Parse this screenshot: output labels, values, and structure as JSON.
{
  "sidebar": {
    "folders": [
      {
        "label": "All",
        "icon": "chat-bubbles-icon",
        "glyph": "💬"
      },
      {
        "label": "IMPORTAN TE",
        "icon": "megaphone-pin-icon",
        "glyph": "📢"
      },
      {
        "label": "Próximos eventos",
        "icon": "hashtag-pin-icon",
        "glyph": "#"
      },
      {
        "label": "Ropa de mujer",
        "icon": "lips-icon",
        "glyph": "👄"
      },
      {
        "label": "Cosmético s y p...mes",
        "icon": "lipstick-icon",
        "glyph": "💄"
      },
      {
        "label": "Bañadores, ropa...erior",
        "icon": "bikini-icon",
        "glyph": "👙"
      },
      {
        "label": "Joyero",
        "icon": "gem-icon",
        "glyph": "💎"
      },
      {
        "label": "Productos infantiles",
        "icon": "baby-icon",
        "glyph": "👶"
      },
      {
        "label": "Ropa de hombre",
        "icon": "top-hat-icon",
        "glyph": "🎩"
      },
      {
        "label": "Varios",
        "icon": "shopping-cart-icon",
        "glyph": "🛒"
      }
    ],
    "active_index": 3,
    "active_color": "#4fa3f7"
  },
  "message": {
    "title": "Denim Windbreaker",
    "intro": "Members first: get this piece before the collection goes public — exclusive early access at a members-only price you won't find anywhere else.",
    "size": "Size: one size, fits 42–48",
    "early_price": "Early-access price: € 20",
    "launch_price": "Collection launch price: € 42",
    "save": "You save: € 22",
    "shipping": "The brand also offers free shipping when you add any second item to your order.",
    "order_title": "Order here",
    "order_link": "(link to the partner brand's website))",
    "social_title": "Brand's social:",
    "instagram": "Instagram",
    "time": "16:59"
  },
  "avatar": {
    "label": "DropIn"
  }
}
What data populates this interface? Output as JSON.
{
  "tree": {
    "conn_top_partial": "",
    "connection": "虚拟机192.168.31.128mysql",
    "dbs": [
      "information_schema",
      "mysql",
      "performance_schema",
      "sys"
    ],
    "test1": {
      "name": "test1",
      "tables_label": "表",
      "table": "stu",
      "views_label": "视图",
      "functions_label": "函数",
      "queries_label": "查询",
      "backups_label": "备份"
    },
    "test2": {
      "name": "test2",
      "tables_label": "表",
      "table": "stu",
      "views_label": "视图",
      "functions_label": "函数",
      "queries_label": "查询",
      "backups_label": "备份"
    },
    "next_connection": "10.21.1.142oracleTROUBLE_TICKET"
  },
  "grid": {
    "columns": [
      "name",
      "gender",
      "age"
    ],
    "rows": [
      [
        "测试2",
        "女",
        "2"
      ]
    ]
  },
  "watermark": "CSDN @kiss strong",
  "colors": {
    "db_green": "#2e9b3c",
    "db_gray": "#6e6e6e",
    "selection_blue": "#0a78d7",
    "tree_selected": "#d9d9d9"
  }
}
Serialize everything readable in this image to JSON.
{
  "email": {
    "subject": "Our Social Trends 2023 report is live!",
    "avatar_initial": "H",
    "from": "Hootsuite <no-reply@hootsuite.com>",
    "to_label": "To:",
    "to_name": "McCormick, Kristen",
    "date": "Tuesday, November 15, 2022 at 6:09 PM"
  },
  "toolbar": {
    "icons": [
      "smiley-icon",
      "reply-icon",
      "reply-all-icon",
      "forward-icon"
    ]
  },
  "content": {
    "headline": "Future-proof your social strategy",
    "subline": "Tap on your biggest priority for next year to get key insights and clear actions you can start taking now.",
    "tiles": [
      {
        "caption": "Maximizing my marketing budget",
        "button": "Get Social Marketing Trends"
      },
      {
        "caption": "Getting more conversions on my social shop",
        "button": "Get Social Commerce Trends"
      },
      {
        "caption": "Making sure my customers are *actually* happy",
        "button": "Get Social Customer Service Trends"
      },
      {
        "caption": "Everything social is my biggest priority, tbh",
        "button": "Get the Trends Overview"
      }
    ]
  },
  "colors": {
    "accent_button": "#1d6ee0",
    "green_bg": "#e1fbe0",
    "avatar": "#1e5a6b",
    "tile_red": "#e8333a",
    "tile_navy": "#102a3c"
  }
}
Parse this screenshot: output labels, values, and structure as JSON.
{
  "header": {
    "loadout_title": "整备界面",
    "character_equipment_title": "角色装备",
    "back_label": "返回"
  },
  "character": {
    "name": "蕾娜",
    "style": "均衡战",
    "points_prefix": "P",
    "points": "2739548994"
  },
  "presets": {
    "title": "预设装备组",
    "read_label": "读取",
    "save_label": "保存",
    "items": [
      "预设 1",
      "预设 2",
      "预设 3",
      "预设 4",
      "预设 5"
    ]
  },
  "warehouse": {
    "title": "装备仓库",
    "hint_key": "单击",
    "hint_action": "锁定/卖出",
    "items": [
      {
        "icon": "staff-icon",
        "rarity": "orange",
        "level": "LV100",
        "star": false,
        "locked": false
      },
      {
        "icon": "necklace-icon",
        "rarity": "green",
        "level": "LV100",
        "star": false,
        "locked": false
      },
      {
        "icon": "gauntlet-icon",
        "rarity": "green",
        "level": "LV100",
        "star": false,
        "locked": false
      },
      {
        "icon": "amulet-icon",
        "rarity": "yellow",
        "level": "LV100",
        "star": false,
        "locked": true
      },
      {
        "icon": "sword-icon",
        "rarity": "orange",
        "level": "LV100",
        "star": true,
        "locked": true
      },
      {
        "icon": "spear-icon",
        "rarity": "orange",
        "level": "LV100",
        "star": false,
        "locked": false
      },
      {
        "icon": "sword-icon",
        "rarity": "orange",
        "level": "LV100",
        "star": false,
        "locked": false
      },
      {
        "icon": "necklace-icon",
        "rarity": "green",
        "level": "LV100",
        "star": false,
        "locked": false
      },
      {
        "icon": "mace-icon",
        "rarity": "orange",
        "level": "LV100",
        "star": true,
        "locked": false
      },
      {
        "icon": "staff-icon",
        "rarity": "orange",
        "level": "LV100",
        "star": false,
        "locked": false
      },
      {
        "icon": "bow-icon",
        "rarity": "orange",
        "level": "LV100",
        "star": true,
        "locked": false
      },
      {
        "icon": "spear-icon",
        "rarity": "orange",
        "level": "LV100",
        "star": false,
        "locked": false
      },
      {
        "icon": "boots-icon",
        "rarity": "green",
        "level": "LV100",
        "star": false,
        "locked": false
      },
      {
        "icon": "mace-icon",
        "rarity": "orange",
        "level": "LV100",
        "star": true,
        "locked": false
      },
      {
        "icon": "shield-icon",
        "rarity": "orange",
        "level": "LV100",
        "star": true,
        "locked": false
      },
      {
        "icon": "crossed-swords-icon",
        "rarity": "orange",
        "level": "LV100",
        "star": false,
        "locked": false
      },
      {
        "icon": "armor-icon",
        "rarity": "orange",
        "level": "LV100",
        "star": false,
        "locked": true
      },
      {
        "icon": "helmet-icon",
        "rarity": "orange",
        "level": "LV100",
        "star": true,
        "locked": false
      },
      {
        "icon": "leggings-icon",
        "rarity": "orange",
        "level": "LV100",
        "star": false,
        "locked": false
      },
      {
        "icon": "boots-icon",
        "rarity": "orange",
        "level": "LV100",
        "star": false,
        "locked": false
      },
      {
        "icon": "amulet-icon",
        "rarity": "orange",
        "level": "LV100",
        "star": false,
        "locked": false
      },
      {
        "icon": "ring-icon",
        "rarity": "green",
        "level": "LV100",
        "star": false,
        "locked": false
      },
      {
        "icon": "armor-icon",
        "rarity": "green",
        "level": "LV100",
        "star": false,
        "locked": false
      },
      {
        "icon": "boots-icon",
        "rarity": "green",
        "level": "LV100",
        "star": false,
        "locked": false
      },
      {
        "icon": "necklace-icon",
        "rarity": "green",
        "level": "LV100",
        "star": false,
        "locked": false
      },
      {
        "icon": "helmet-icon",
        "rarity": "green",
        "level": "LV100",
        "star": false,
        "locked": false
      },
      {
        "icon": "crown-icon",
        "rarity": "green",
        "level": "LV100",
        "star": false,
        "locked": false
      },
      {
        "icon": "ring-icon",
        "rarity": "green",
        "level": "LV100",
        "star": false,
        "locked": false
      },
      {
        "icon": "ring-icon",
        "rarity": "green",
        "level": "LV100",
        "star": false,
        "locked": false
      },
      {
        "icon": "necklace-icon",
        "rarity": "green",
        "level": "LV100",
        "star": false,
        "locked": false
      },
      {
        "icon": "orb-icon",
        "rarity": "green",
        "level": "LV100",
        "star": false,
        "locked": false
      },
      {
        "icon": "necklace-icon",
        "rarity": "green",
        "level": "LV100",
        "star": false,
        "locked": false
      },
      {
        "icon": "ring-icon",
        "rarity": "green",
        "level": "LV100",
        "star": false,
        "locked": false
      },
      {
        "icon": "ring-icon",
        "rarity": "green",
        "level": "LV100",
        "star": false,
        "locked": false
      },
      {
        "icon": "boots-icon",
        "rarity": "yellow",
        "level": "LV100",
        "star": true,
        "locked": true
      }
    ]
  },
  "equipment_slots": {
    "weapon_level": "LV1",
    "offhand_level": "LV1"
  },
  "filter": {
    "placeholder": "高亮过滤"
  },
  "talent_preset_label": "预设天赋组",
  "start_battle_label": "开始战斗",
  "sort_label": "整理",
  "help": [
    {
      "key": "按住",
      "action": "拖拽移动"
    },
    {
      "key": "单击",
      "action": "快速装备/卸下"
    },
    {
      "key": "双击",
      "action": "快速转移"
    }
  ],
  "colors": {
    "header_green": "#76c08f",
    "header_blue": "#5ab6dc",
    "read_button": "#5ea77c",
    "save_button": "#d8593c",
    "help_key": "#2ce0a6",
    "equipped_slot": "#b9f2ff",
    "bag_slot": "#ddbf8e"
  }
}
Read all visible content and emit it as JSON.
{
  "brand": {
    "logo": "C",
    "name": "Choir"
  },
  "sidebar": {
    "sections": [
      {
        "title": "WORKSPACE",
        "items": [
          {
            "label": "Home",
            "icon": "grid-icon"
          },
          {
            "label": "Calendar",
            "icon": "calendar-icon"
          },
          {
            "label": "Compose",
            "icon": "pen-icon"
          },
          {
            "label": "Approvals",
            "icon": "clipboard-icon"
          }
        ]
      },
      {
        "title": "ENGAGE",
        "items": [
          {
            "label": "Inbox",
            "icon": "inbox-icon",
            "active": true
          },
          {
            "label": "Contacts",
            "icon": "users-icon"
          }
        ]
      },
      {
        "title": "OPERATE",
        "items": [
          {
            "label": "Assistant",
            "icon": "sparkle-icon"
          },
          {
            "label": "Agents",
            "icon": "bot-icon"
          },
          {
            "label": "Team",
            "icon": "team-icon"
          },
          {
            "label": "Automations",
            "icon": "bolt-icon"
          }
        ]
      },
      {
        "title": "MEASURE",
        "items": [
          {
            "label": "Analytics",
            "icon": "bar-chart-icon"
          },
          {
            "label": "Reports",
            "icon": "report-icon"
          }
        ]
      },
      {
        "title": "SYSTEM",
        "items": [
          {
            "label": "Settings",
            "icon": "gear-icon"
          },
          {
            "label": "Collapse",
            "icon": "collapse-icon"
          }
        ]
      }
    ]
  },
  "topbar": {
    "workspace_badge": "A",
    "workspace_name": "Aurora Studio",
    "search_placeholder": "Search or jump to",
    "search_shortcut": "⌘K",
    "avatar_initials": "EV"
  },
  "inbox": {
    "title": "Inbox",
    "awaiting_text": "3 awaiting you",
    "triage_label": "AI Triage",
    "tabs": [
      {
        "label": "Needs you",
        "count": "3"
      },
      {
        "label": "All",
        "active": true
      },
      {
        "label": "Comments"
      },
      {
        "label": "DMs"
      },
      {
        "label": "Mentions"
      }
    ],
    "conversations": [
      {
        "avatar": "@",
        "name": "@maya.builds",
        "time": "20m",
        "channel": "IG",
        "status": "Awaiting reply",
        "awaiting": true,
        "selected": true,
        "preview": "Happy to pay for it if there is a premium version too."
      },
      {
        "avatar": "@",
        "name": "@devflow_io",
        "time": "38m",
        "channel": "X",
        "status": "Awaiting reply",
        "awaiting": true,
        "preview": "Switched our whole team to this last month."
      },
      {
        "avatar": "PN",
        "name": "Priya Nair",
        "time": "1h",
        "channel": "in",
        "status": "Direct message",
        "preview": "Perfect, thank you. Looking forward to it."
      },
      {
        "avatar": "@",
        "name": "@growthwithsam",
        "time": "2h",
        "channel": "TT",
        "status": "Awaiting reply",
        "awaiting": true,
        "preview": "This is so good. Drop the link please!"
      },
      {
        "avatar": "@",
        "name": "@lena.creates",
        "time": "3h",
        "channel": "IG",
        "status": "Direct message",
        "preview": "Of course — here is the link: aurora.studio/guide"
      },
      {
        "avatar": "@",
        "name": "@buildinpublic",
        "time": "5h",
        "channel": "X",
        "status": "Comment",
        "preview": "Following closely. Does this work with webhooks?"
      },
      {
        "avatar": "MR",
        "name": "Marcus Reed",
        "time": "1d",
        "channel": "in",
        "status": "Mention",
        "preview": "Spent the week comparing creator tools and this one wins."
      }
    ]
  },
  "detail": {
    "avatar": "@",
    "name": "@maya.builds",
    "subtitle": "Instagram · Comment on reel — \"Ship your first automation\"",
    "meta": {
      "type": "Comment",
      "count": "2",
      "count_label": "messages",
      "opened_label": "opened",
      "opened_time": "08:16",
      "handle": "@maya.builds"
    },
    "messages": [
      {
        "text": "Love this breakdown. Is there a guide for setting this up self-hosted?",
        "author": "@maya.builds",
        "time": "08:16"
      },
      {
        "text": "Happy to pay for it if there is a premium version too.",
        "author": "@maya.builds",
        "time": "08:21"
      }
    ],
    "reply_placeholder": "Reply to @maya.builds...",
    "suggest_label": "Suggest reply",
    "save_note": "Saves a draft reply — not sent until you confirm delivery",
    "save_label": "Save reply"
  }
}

• Instructions for the task:
Find the word "Trends" in the records and pull out each line that has it.

• Task result:
    "subject": "Our Social Trends 2023 report is live!",
        "button": "Get Social Marketing Trends"
        "button": "Get Social Commerce Trends"
        "button": "Get Social Customer Service Trends"
        "button": "Get the Trends Overview"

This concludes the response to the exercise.